----- Records provided -----

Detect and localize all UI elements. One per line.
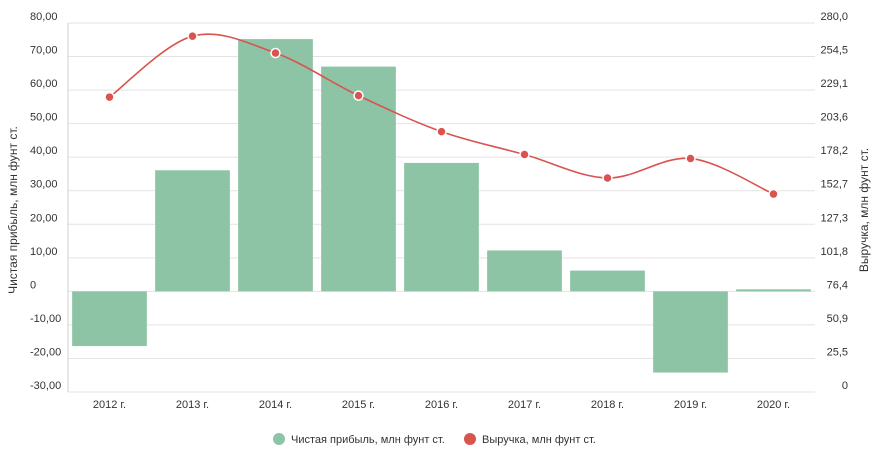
revenue-point[interactable] bbox=[768, 188, 779, 200]
revenue-point[interactable] bbox=[436, 126, 447, 137]
right-axis-title: Выручка, млн фунт ст. bbox=[857, 148, 871, 272]
left-tick-label: -30,00 bbox=[30, 380, 61, 392]
left-axis-title: Чистая прибыль, млн фунт ст. bbox=[6, 126, 20, 294]
revenue-point[interactable] bbox=[187, 30, 198, 42]
right-axis-ticks: 280,0 254,5 229,1 203,6 178,2 152,7 127,3 101,8… bbox=[820, 11, 848, 392]
x-tick-label: 2016 г. bbox=[425, 399, 458, 411]
left-tick-label: -20,00 bbox=[30, 346, 61, 358]
right-tick-label: 127,3 bbox=[820, 212, 848, 224]
left-tick-label: 20,00 bbox=[30, 212, 58, 224]
revenue-point[interactable] bbox=[685, 153, 696, 164]
left-tick-label: 60,00 bbox=[30, 78, 58, 90]
legend-swatch-profit[interactable] bbox=[273, 433, 285, 445]
x-tick-label: 2012 г. bbox=[93, 399, 126, 411]
bar[interactable] bbox=[321, 66, 396, 292]
right-tick-label: 178,2 bbox=[820, 145, 848, 157]
revenue-point[interactable] bbox=[353, 90, 364, 101]
right-tick-label: 25,5 bbox=[827, 346, 848, 358]
x-tick-label: 2020 г. bbox=[757, 399, 790, 411]
bar[interactable] bbox=[736, 289, 811, 292]
right-tick-label: 101,8 bbox=[820, 246, 848, 258]
revenue-point[interactable] bbox=[602, 172, 613, 184]
bar[interactable] bbox=[238, 39, 313, 292]
bar[interactable] bbox=[570, 270, 645, 292]
right-tick-label: 50,9 bbox=[827, 313, 848, 325]
left-tick-label: 30,00 bbox=[30, 179, 58, 191]
left-tick-label: 70,00 bbox=[30, 45, 58, 57]
legend-label-profit[interactable]: Чистая прибыль, млн фунт ст. bbox=[291, 434, 445, 446]
right-tick-label: 152,7 bbox=[820, 179, 848, 191]
right-tick-label: 229,1 bbox=[820, 78, 848, 90]
legend-label-revenue[interactable]: Выручка, млн фунт ст. bbox=[482, 434, 596, 446]
left-tick-label: 0 bbox=[30, 279, 36, 291]
left-axis-ticks: 80,00 70,00 60,00 50,00 40,00 30,00 20,00 10,00… bbox=[30, 11, 61, 392]
right-tick-label: 203,6 bbox=[820, 112, 848, 124]
revenue-point[interactable] bbox=[104, 91, 115, 103]
x-tick-label: 2015 г. bbox=[342, 399, 375, 411]
bar[interactable] bbox=[653, 291, 728, 373]
x-tick-label: 2018 г. bbox=[591, 399, 624, 411]
revenue-point[interactable] bbox=[270, 47, 281, 59]
legend-swatch-revenue[interactable] bbox=[464, 433, 476, 445]
left-tick-label: 50,00 bbox=[30, 112, 58, 124]
revenue-point[interactable] bbox=[519, 149, 530, 160]
bar[interactable] bbox=[155, 170, 230, 292]
revenue-points bbox=[104, 30, 779, 200]
legend: Чистая прибыль, млн фунт ст. Выручка, мл… bbox=[273, 433, 596, 446]
x-tick-label: 2014 г. bbox=[259, 399, 292, 411]
left-tick-label: 40,00 bbox=[30, 145, 58, 157]
bar[interactable] bbox=[404, 162, 479, 292]
bar[interactable] bbox=[487, 250, 562, 292]
right-tick-label: 0 bbox=[842, 380, 848, 392]
x-tick-label: 2013 г. bbox=[176, 399, 209, 411]
left-tick-label: 80,00 bbox=[30, 11, 58, 23]
right-tick-label: 280,0 bbox=[820, 11, 848, 23]
left-tick-label: -10,00 bbox=[30, 313, 61, 325]
left-tick-label: 10,00 bbox=[30, 246, 58, 258]
x-tick-label: 2017 г. bbox=[508, 399, 541, 411]
right-tick-label: 254,5 bbox=[820, 45, 848, 57]
bar[interactable] bbox=[72, 291, 147, 347]
profit-bars bbox=[72, 39, 811, 373]
right-tick-label: 76,4 bbox=[827, 279, 848, 291]
x-axis-ticks: 2012 г. 2013 г. 2014 г. 2015 г. 2016 г. 2017 … bbox=[93, 399, 790, 411]
x-tick-label: 2019 г. bbox=[674, 399, 707, 411]
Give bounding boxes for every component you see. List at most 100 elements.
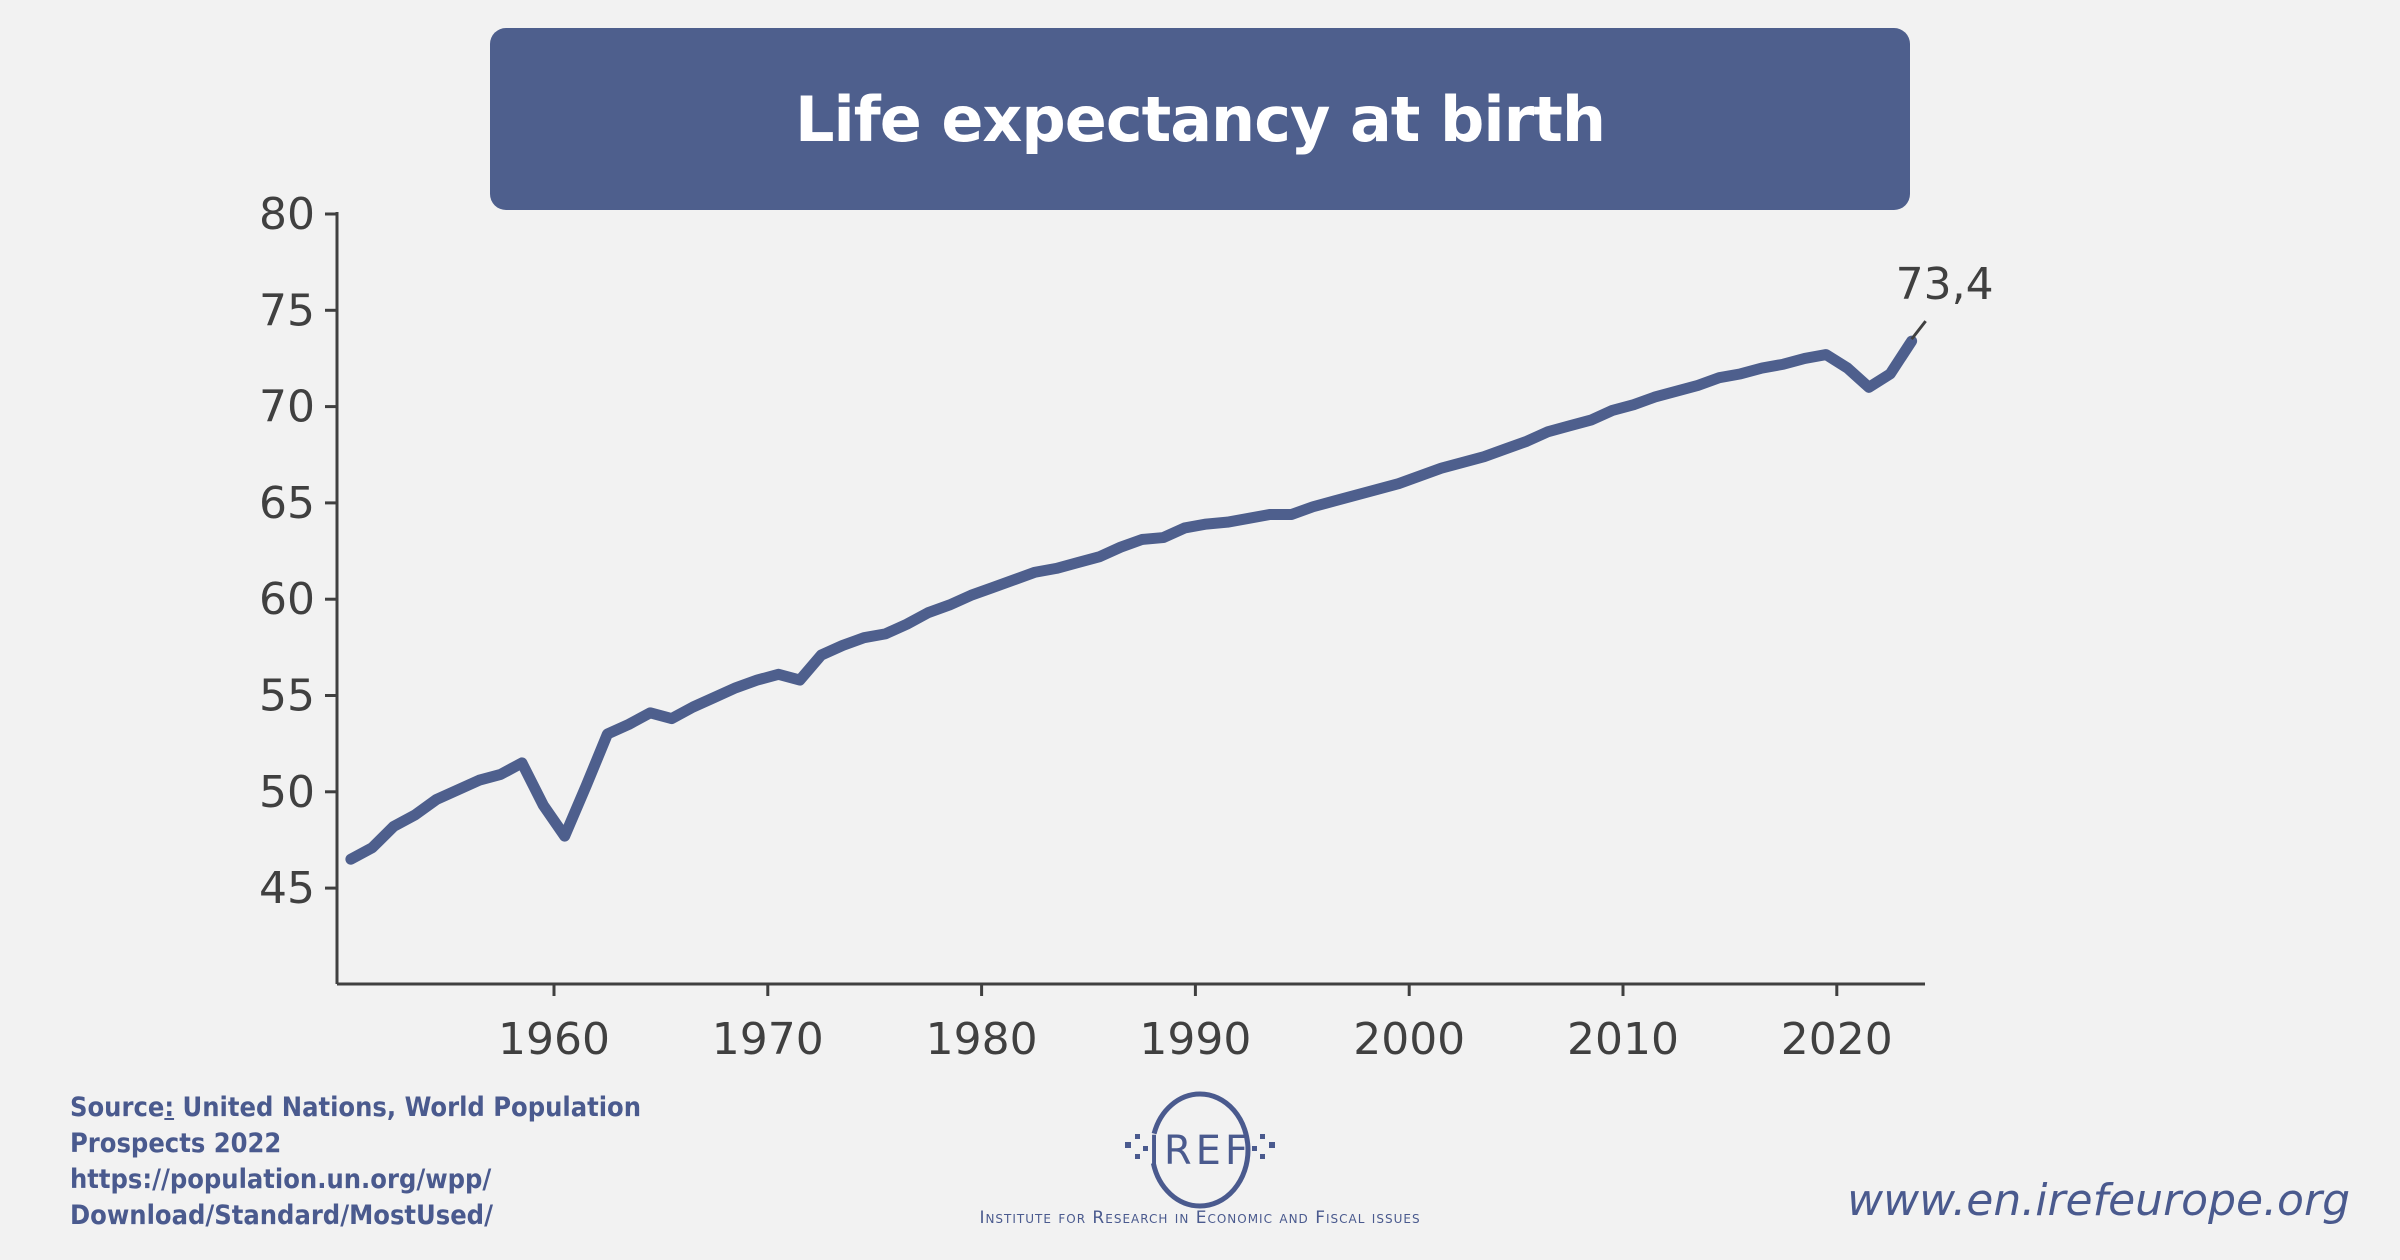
data-point	[948, 603, 951, 606]
data-point	[1568, 424, 1571, 427]
data-point	[905, 623, 908, 626]
data-point	[1632, 403, 1635, 406]
data-point	[1910, 340, 1913, 343]
data-point	[1739, 372, 1742, 375]
data-point	[1205, 523, 1208, 526]
data-point	[777, 673, 780, 676]
iref-logo: IREF	[1125, 1091, 1275, 1209]
data-point	[1098, 555, 1101, 558]
data-point	[1376, 488, 1379, 491]
source-link-line2[interactable]: Download/Standard/MostUsed/	[70, 1200, 493, 1231]
data-point	[1675, 390, 1678, 393]
institute-name: Institute for Research in Economic and F…	[979, 1208, 1421, 1228]
y-tick-label: 80	[259, 189, 315, 240]
data-point	[1034, 571, 1037, 574]
y-tick-label: 45	[259, 863, 315, 914]
data-point	[1055, 567, 1058, 570]
y-tick-label: 70	[259, 382, 315, 433]
data-point	[1589, 419, 1592, 422]
data-point	[1760, 367, 1763, 370]
source-colon: :	[164, 1092, 175, 1123]
data-point	[1076, 561, 1079, 564]
data-point	[606, 733, 609, 736]
data-point	[820, 654, 823, 657]
x-tick-label: 1980	[926, 1014, 1038, 1065]
data-point	[1718, 376, 1721, 379]
data-point	[1654, 395, 1657, 398]
data-point	[1183, 526, 1186, 529]
data-point	[1547, 430, 1550, 433]
data-point	[585, 785, 588, 788]
data-point	[1782, 363, 1785, 366]
x-tick-label: 1990	[1139, 1014, 1251, 1065]
data-point	[691, 706, 694, 709]
data-point	[756, 679, 759, 682]
data-point	[927, 611, 930, 614]
data-point	[1504, 447, 1507, 450]
data-point	[1269, 513, 1272, 516]
data-point	[969, 594, 972, 597]
x-tick-label: 2010	[1567, 1014, 1679, 1065]
data-point	[884, 632, 887, 635]
data-point	[1162, 536, 1165, 539]
source-label: Source	[70, 1092, 165, 1123]
data-point	[1696, 384, 1699, 387]
title-banner: Life expectancy at birth	[490, 28, 1910, 210]
x-tick-label: 1970	[712, 1014, 824, 1065]
data-point	[1440, 467, 1443, 470]
data-point	[1611, 409, 1614, 412]
data-point	[414, 813, 417, 816]
data-point	[1825, 353, 1828, 356]
data-point	[1311, 505, 1314, 508]
chart-title: Life expectancy at birth	[794, 82, 1606, 156]
data-point	[1889, 372, 1892, 375]
source-text: United Nations, World Population	[174, 1092, 642, 1123]
data-point	[734, 686, 737, 689]
data-point	[1140, 538, 1143, 541]
data-point	[499, 773, 502, 776]
source-link-line1[interactable]: https://population.un.org/wpp/	[70, 1164, 492, 1195]
y-tick-label: 75	[259, 285, 315, 336]
source-line2: Prospects 2022	[70, 1128, 282, 1159]
data-point	[1333, 499, 1336, 502]
data-point	[478, 779, 481, 782]
website-link[interactable]: www.en.irefeurope.org	[1847, 1175, 2350, 1226]
data-point	[563, 835, 566, 838]
data-point	[713, 696, 716, 699]
data-point	[627, 723, 630, 726]
data-point	[1846, 367, 1849, 370]
data-point	[1247, 517, 1250, 520]
data-point	[1525, 440, 1528, 443]
data-point	[435, 798, 438, 801]
data-point	[670, 717, 673, 720]
data-point	[841, 644, 844, 647]
x-tick-label: 1960	[498, 1014, 610, 1065]
data-point	[349, 858, 352, 861]
x-tick-label: 2000	[1353, 1014, 1465, 1065]
data-point	[991, 586, 994, 589]
data-point	[1483, 455, 1486, 458]
data-point	[542, 804, 545, 807]
data-point	[1461, 461, 1464, 464]
series-line-life-expectancy	[345, 335, 1918, 865]
data-point	[1803, 357, 1806, 360]
data-point	[1397, 482, 1400, 485]
source-note: Source: United Nations, World Population…	[70, 1090, 641, 1234]
y-tick-label: 50	[259, 767, 315, 818]
data-point	[1290, 513, 1293, 516]
data-point	[392, 825, 395, 828]
x-tick-label: 2020	[1781, 1014, 1893, 1065]
data-point	[863, 636, 866, 639]
data-point	[1226, 521, 1229, 524]
data-point	[1354, 494, 1357, 497]
data-point	[798, 679, 801, 682]
data-point	[1012, 578, 1015, 581]
y-tick-label: 60	[259, 574, 315, 625]
data-point	[1867, 386, 1870, 389]
y-tick-label: 55	[259, 671, 315, 722]
y-tick-label: 65	[259, 478, 315, 529]
data-point	[456, 788, 459, 791]
data-point	[520, 761, 523, 764]
data-point	[1418, 474, 1421, 477]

-----

Please return, unchanged and in order, the part of the entries that opens with the line containing "revenue-point[interactable] bbox=[768, 188, 779, 200]" and closes with the line containing "left-tick-label: -30,00 bbox=[30, 380, 61, 392]", both of those lines included.

Answer to this problem:
revenue-point[interactable] bbox=[768, 188, 779, 200]
revenue-point[interactable] bbox=[436, 126, 447, 137]
right-axis-title: Выручка, млн фунт ст. bbox=[857, 148, 871, 272]
left-tick-label: -30,00 bbox=[30, 380, 61, 392]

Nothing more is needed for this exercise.